Your instructions: Return the full listing exactly as it is written.

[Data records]
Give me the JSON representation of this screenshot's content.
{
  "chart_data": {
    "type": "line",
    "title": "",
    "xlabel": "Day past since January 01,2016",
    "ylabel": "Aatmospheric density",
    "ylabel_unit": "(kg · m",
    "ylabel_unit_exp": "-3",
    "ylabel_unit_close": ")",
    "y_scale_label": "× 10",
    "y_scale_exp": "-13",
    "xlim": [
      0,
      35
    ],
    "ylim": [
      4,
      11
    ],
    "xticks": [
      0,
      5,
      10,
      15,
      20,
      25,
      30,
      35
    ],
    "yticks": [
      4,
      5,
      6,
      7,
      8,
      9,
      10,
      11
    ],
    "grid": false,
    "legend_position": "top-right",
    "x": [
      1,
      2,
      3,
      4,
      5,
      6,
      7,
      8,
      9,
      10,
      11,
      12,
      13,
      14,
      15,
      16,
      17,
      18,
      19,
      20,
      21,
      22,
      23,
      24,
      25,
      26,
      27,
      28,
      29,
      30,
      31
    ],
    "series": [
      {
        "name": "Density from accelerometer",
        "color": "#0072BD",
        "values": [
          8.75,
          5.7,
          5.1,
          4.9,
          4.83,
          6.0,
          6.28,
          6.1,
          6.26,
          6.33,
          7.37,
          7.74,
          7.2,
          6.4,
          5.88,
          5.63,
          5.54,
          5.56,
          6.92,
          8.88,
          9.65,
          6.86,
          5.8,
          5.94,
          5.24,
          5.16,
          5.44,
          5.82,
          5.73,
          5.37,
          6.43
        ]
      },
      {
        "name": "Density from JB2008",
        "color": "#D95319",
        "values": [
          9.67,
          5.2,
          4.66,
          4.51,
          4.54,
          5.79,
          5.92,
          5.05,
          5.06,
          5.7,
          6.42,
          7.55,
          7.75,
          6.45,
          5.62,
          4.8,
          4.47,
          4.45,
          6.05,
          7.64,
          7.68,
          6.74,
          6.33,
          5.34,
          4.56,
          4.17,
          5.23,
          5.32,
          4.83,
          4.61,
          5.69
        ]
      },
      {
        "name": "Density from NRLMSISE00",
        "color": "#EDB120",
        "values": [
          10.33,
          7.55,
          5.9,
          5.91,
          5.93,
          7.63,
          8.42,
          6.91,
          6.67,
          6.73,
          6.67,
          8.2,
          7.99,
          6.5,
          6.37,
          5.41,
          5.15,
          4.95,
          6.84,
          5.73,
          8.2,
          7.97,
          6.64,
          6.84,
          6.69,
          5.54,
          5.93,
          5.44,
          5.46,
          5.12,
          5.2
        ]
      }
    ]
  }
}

Solution to this problem:
Give me the JSON representation of this screenshot's content.
{
  "chart_data": {
    "type": "line",
    "title": "",
    "xlabel": "Day past since January 01,2016",
    "ylabel": "Aatmospheric density",
    "ylabel_unit": "(kg · m",
    "ylabel_unit_exp": "-3",
    "ylabel_unit_close": ")",
    "y_scale_label": "× 10",
    "y_scale_exp": "-13",
    "xlim": [
      0,
      35
    ],
    "ylim": [
      4,
      11
    ],
    "xticks": [
      0,
      5,
      10,
      15,
      20,
      25,
      30,
      35
    ],
    "yticks": [
      4,
      5,
      6,
      7,
      8,
      9,
      10,
      11
    ],
    "grid": false,
    "legend_position": "top-right",
    "x": [
      1,
      2,
      3,
      4,
      5,
      6,
      7,
      8,
      9,
      10,
      11,
      12,
      13,
      14,
      15,
      16,
      17,
      18,
      19,
      20,
      21,
      22,
      23,
      24,
      25,
      26,
      27,
      28,
      29,
      30,
      31
    ],
    "series": [
      {
        "name": "Density from accelerometer",
        "color": "#0072BD",
        "values": [
          8.75,
          5.7,
          5.1,
          4.9,
          4.83,
          6.0,
          6.28,
          6.1,
          6.26,
          6.33,
          7.37,
          7.74,
          7.2,
          6.4,
          5.88,
          5.63,
          5.54,
          5.56,
          6.92,
          8.88,
          9.65,
          6.86,
          5.8,
          5.94,
          5.24,
          5.16,
          5.44,
          5.82,
          5.73,
          5.37,
          6.43
        ]
      },
      {
        "name": "Density from JB2008",
        "color": "#D95319",
        "values": [
          9.67,
          5.2,
          4.66,
          4.51,
          4.54,
          5.79,
          5.92,
          5.05,
          5.06,
          5.7,
          6.42,
          7.55,
          7.75,
          6.45,
          5.62,
          4.8,
          4.47,
          4.45,
          6.05,
          7.64,
          7.68,
          6.74,
          6.33,
          5.34,
          4.56,
          4.17,
          5.23,
          5.32,
          4.83,
          4.61,
          5.69
        ]
      },
      {
        "name": "Density from NRLMSISE00",
        "color": "#EDB120",
        "values": [
          10.33,
          7.55,
          5.9,
          5.91,
          5.93,
          7.63,
          8.42,
          6.91,
          6.67,
          6.73,
          6.67,
          8.2,
          7.99,
          6.5,
          6.37,
          5.41,
          5.15,
          4.95,
          6.84,
          5.73,
          8.2,
          7.97,
          6.64,
          6.84,
          6.69,
          5.54,
          5.93,
          5.44,
          5.46,
          5.12,
          5.2
        ]
      }
    ]
  }
}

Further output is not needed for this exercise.